### Written instruction
Search the material below for the word "ffffff" and copy every line in which it occurs.

◆ ◆ ◆ ◆ ◆

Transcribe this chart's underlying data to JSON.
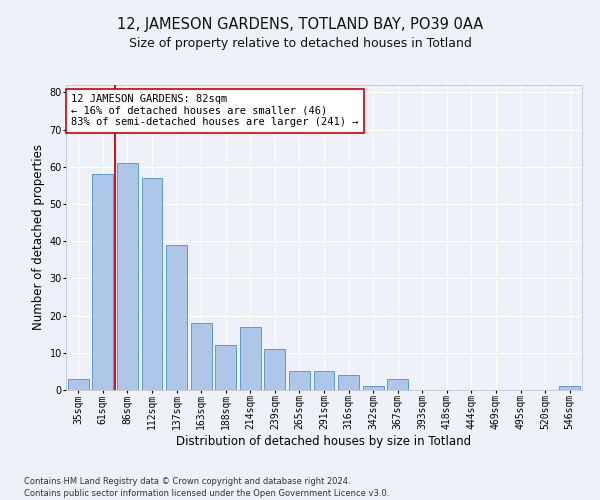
{
  "title": "12, JAMESON GARDENS, TOTLAND BAY, PO39 0AA",
  "subtitle": "Size of property relative to detached houses in Totland",
  "xlabel": "Distribution of detached houses by size in Totland",
  "ylabel": "Number of detached properties",
  "categories": [
    "35sqm",
    "61sqm",
    "86sqm",
    "112sqm",
    "137sqm",
    "163sqm",
    "188sqm",
    "214sqm",
    "239sqm",
    "265sqm",
    "291sqm",
    "316sqm",
    "342sqm",
    "367sqm",
    "393sqm",
    "418sqm",
    "444sqm",
    "469sqm",
    "495sqm",
    "520sqm",
    "546sqm"
  ],
  "values": [
    3,
    58,
    61,
    57,
    39,
    18,
    12,
    17,
    11,
    5,
    5,
    4,
    1,
    3,
    0,
    0,
    0,
    0,
    0,
    0,
    1
  ],
  "bar_color": "#aec6e8",
  "bar_edge_color": "#5b9bd5",
  "vline_color": "#cc0000",
  "vline_x": 1.5,
  "annotation_text": "12 JAMESON GARDENS: 82sqm\n← 16% of detached houses are smaller (46)\n83% of semi-detached houses are larger (241) →",
  "annotation_box_color": "#ffffff",
  "annotation_box_edge": "#cc0000",
  "ylim_max": 82,
  "yticks": [
    0,
    10,
    20,
    30,
    40,
    50,
    60,
    70,
    80
  ],
  "footer": "Contains HM Land Registry data © Crown copyright and database right 2024.\nContains public sector information licensed under the Open Government Licence v3.0.",
  "bg_color": "#eef2f8",
  "grid_color": "#ffffff",
  "title_fontsize": 10.5,
  "subtitle_fontsize": 9,
  "axis_label_fontsize": 8.5,
  "tick_fontsize": 7,
  "annotation_fontsize": 7.5,
  "footer_fontsize": 6
}
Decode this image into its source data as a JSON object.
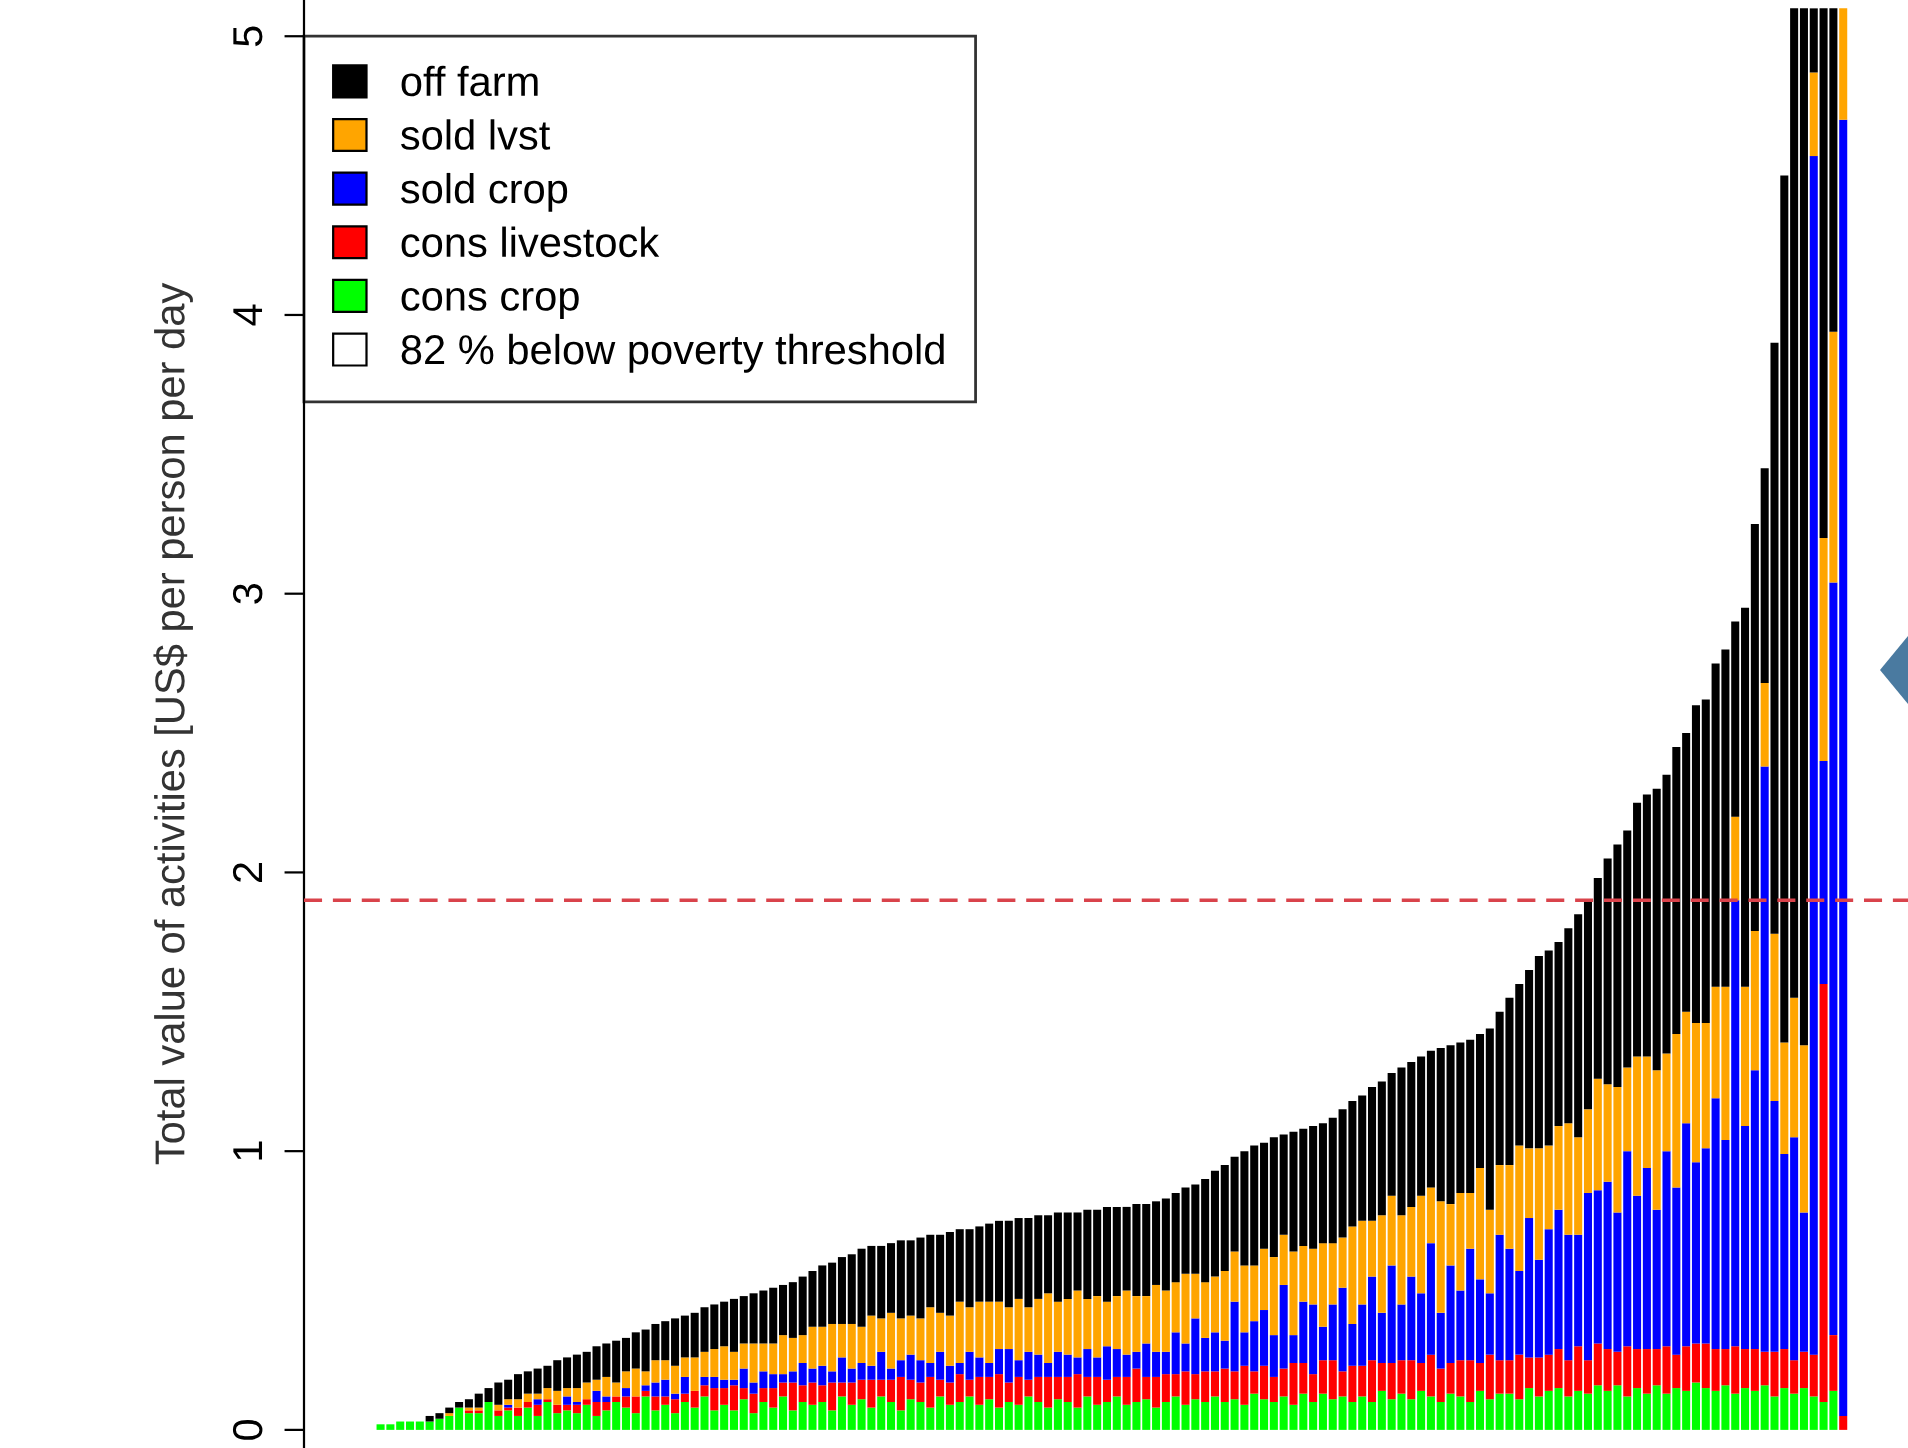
{
  "chart_data": {
    "type": "bar",
    "stacked": true,
    "ylabel": "Total value of activities [US$ per person per day",
    "categories": [
      null,
      null,
      null,
      null,
      null,
      null,
      null,
      null,
      null,
      null,
      null,
      null,
      null,
      null,
      null,
      null,
      null,
      null,
      null,
      null,
      null,
      null,
      null,
      null,
      null,
      null,
      null,
      null,
      null,
      null,
      null,
      null,
      null,
      null,
      null,
      null,
      null,
      null,
      null,
      null,
      null,
      null,
      null,
      null,
      null,
      null,
      null,
      null,
      null,
      null,
      null,
      null,
      null,
      null,
      null,
      null,
      null,
      null,
      null,
      null,
      null,
      null,
      null,
      null,
      null,
      null,
      null,
      null,
      null,
      null,
      null,
      null,
      null,
      null,
      null,
      null,
      null,
      null,
      null,
      null,
      null,
      null,
      null,
      null,
      null,
      null,
      null,
      null,
      null,
      null,
      null,
      null,
      null,
      null,
      null,
      null,
      null,
      null,
      null,
      null,
      null,
      null,
      null,
      null,
      null,
      null,
      null,
      null,
      null,
      null,
      null,
      null,
      null,
      null,
      null,
      null,
      null,
      null,
      null,
      null,
      null,
      null,
      null,
      null,
      null,
      null,
      null,
      null,
      null,
      null,
      null,
      null,
      null,
      null,
      null,
      null,
      null,
      null,
      null,
      null,
      null,
      null,
      null,
      null,
      null,
      null,
      null,
      null,
      null,
      null
    ],
    "series": [
      {
        "name": "cons crop",
        "color": "#00ff00",
        "values": [
          0.02,
          0.02,
          0.03,
          0.03,
          0.03,
          0.03,
          0.04,
          0.05,
          0.08,
          0.06,
          0.06,
          0.1,
          0.05,
          0.07,
          0.05,
          0.08,
          0.05,
          0.1,
          0.06,
          0.07,
          0.06,
          0.09,
          0.05,
          0.07,
          0.1,
          0.08,
          0.06,
          0.12,
          0.07,
          0.09,
          0.06,
          0.1,
          0.08,
          0.12,
          0.07,
          0.09,
          0.07,
          0.11,
          0.06,
          0.1,
          0.08,
          0.12,
          0.07,
          0.1,
          0.09,
          0.1,
          0.07,
          0.12,
          0.09,
          0.11,
          0.08,
          0.12,
          0.1,
          0.07,
          0.11,
          0.1,
          0.08,
          0.12,
          0.09,
          0.1,
          0.12,
          0.09,
          0.11,
          0.08,
          0.1,
          0.09,
          0.12,
          0.1,
          0.08,
          0.11,
          0.1,
          0.08,
          0.12,
          0.09,
          0.1,
          0.12,
          0.09,
          0.1,
          0.11,
          0.08,
          0.1,
          0.12,
          0.09,
          0.11,
          0.1,
          0.12,
          0.1,
          0.11,
          0.09,
          0.13,
          0.11,
          0.1,
          0.12,
          0.09,
          0.13,
          0.1,
          0.13,
          0.11,
          0.12,
          0.1,
          0.12,
          0.1,
          0.14,
          0.11,
          0.13,
          0.11,
          0.14,
          0.12,
          0.1,
          0.13,
          0.12,
          0.1,
          0.14,
          0.11,
          0.13,
          0.13,
          0.11,
          0.15,
          0.12,
          0.14,
          0.15,
          0.12,
          0.14,
          0.13,
          0.16,
          0.14,
          0.16,
          0.12,
          0.15,
          0.13,
          0.16,
          0.13,
          0.15,
          0.14,
          0.17,
          0.15,
          0.14,
          0.16,
          0.13,
          0.15,
          0.14,
          0.16,
          0.12,
          0.15,
          0.13,
          0.15,
          0.12,
          0.1,
          0.14,
          0
        ]
      },
      {
        "name": "cons livestock",
        "color": "#ff0000",
        "values": [
          0,
          0,
          0,
          0,
          0,
          0,
          0,
          0,
          0,
          0.01,
          0.01,
          0,
          0.02,
          0.01,
          0.03,
          0.02,
          0.04,
          0.01,
          0.03,
          0.02,
          0.03,
          0.02,
          0.05,
          0.03,
          0.02,
          0.04,
          0.06,
          0.02,
          0.05,
          0.03,
          0.05,
          0.03,
          0.06,
          0.04,
          0.08,
          0.06,
          0.09,
          0.04,
          0.07,
          0.05,
          0.07,
          0.05,
          0.1,
          0.06,
          0.08,
          0.06,
          0.1,
          0.05,
          0.08,
          0.07,
          0.1,
          0.06,
          0.08,
          0.12,
          0.07,
          0.07,
          0.11,
          0.06,
          0.08,
          0.1,
          0.06,
          0.1,
          0.08,
          0.12,
          0.07,
          0.1,
          0.06,
          0.09,
          0.11,
          0.08,
          0.09,
          0.12,
          0.07,
          0.1,
          0.08,
          0.07,
          0.1,
          0.12,
          0.08,
          0.11,
          0.1,
          0.08,
          0.12,
          0.09,
          0.11,
          0.09,
          0.12,
          0.1,
          0.14,
          0.08,
          0.12,
          0.09,
          0.1,
          0.15,
          0.11,
          0.1,
          0.12,
          0.14,
          0.09,
          0.13,
          0.11,
          0.15,
          0.1,
          0.13,
          0.12,
          0.14,
          0.1,
          0.15,
          0.12,
          0.11,
          0.13,
          0.15,
          0.1,
          0.16,
          0.12,
          0.12,
          0.16,
          0.11,
          0.14,
          0.13,
          0.14,
          0.13,
          0.16,
          0.12,
          0.15,
          0.15,
          0.12,
          0.18,
          0.14,
          0.16,
          0.13,
          0.17,
          0.12,
          0.16,
          0.14,
          0.16,
          0.15,
          0.13,
          0.17,
          0.14,
          0.15,
          0.12,
          0.16,
          0.14,
          0.12,
          0.13,
          0.15,
          1.5,
          0.2,
          0.05
        ]
      },
      {
        "name": "sold crop",
        "color": "#0000ff",
        "values": [
          0,
          0,
          0,
          0,
          0,
          0,
          0,
          0,
          0,
          0,
          0,
          0,
          0,
          0.01,
          0,
          0,
          0.02,
          0,
          0,
          0.03,
          0.01,
          0,
          0.04,
          0.02,
          0,
          0.03,
          0,
          0.02,
          0.05,
          0.06,
          0.02,
          0.06,
          0,
          0.03,
          0.04,
          0.03,
          0.02,
          0.07,
          0.04,
          0.06,
          0.05,
          0.03,
          0.04,
          0.08,
          0.05,
          0.07,
          0.04,
          0.09,
          0.05,
          0.06,
          0.05,
          0.1,
          0.04,
          0.06,
          0.09,
          0.08,
          0.05,
          0.1,
          0.06,
          0.04,
          0.1,
          0.07,
          0.05,
          0.09,
          0.12,
          0.06,
          0.1,
          0.08,
          0.05,
          0.09,
          0.08,
          0.06,
          0.1,
          0.07,
          0.12,
          0.1,
          0.08,
          0.06,
          0.12,
          0.09,
          0.08,
          0.15,
          0.1,
          0.2,
          0.12,
          0.14,
          0.1,
          0.25,
          0.12,
          0.18,
          0.2,
          0.15,
          0.3,
          0.1,
          0.22,
          0.25,
          0.12,
          0.2,
          0.3,
          0.15,
          0.22,
          0.3,
          0.18,
          0.35,
          0.2,
          0.3,
          0.25,
          0.4,
          0.2,
          0.35,
          0.25,
          0.4,
          0.3,
          0.22,
          0.45,
          0.4,
          0.3,
          0.5,
          0.35,
          0.45,
          0.5,
          0.45,
          0.4,
          0.6,
          0.55,
          0.6,
          0.5,
          0.7,
          0.55,
          0.65,
          0.5,
          0.7,
          0.6,
          0.8,
          0.65,
          0.7,
          0.9,
          0.75,
          1.6,
          0.8,
          1.0,
          2.1,
          0.9,
          0.7,
          0.8,
          0.5,
          4.3,
          0.8,
          2.7,
          4.65
        ]
      },
      {
        "name": "sold lvst",
        "color": "#ffa500",
        "values": [
          0,
          0,
          0,
          0,
          0,
          0,
          0,
          0.01,
          0,
          0.01,
          0.01,
          0,
          0.02,
          0.02,
          0.03,
          0.03,
          0.02,
          0.04,
          0.05,
          0.03,
          0.05,
          0.06,
          0.04,
          0.07,
          0.05,
          0.06,
          0.1,
          0.05,
          0.08,
          0.07,
          0.1,
          0.07,
          0.12,
          0.09,
          0.1,
          0.12,
          0.1,
          0.09,
          0.14,
          0.1,
          0.11,
          0.14,
          0.12,
          0.1,
          0.15,
          0.14,
          0.17,
          0.12,
          0.16,
          0.13,
          0.18,
          0.12,
          0.2,
          0.15,
          0.14,
          0.15,
          0.2,
          0.14,
          0.18,
          0.22,
          0.16,
          0.2,
          0.22,
          0.17,
          0.15,
          0.22,
          0.16,
          0.2,
          0.25,
          0.18,
          0.2,
          0.24,
          0.18,
          0.22,
          0.16,
          0.19,
          0.23,
          0.2,
          0.17,
          0.24,
          0.22,
          0.18,
          0.25,
          0.16,
          0.2,
          0.2,
          0.25,
          0.18,
          0.24,
          0.2,
          0.22,
          0.28,
          0.18,
          0.3,
          0.2,
          0.2,
          0.3,
          0.22,
          0.18,
          0.35,
          0.3,
          0.2,
          0.35,
          0.25,
          0.32,
          0.25,
          0.35,
          0.2,
          0.4,
          0.22,
          0.35,
          0.2,
          0.4,
          0.3,
          0.25,
          0.3,
          0.45,
          0.25,
          0.4,
          0.3,
          0.3,
          0.4,
          0.35,
          0.3,
          0.4,
          0.35,
          0.45,
          0.3,
          0.5,
          0.4,
          0.5,
          0.35,
          0.55,
          0.4,
          0.5,
          0.45,
          0.4,
          0.55,
          0.3,
          0.5,
          0.5,
          0.3,
          0.6,
          0.4,
          0.5,
          0.6,
          0.3,
          0.8,
          0.9,
          0.4
        ]
      },
      {
        "name": "off farm",
        "color": "#000000",
        "values": [
          0,
          0,
          0,
          0,
          0,
          0.02,
          0.02,
          0.02,
          0.02,
          0.03,
          0.05,
          0.05,
          0.08,
          0.07,
          0.09,
          0.08,
          0.09,
          0.08,
          0.11,
          0.11,
          0.12,
          0.11,
          0.12,
          0.12,
          0.15,
          0.12,
          0.13,
          0.15,
          0.13,
          0.14,
          0.17,
          0.15,
          0.16,
          0.16,
          0.16,
          0.16,
          0.19,
          0.17,
          0.18,
          0.19,
          0.2,
          0.18,
          0.2,
          0.21,
          0.2,
          0.22,
          0.22,
          0.24,
          0.25,
          0.28,
          0.25,
          0.26,
          0.25,
          0.28,
          0.27,
          0.29,
          0.26,
          0.28,
          0.3,
          0.26,
          0.28,
          0.27,
          0.28,
          0.29,
          0.31,
          0.29,
          0.32,
          0.3,
          0.28,
          0.32,
          0.31,
          0.28,
          0.32,
          0.31,
          0.34,
          0.32,
          0.3,
          0.33,
          0.33,
          0.3,
          0.33,
          0.32,
          0.31,
          0.32,
          0.37,
          0.38,
          0.38,
          0.34,
          0.41,
          0.43,
          0.38,
          0.43,
          0.36,
          0.43,
          0.42,
          0.44,
          0.43,
          0.45,
          0.46,
          0.45,
          0.45,
          0.48,
          0.48,
          0.44,
          0.53,
          0.52,
          0.5,
          0.49,
          0.55,
          0.57,
          0.54,
          0.55,
          0.48,
          0.65,
          0.55,
          0.6,
          0.58,
          0.64,
          0.69,
          0.7,
          0.66,
          0.7,
          0.8,
          0.75,
          0.72,
          0.81,
          0.87,
          0.85,
          0.91,
          0.94,
          1.01,
          1.0,
          1.03,
          1.0,
          1.14,
          1.16,
          1.16,
          1.21,
          0.7,
          1.36,
          1.46,
          0.77,
          2.12,
          3.11,
          3.55,
          3.72,
          0.23,
          1.9,
          1.16,
          0
        ]
      }
    ],
    "ylim": [
      -0.065,
      5.13
    ],
    "yticks": [
      0,
      1,
      2,
      3,
      4,
      5
    ],
    "ref_lines": [
      {
        "axis": "y",
        "value": 1.9,
        "color": "#d9434b",
        "line_style": "dashed"
      }
    ],
    "annotations": [
      "82 % below poverty threshold"
    ],
    "legend": "top left",
    "grid": false
  }
}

◆ ◆ ◆ ◆ ◆

### Answer to the problem
  "annotation_box_color": "#ffffff",
  "grid_color": "#ffffff",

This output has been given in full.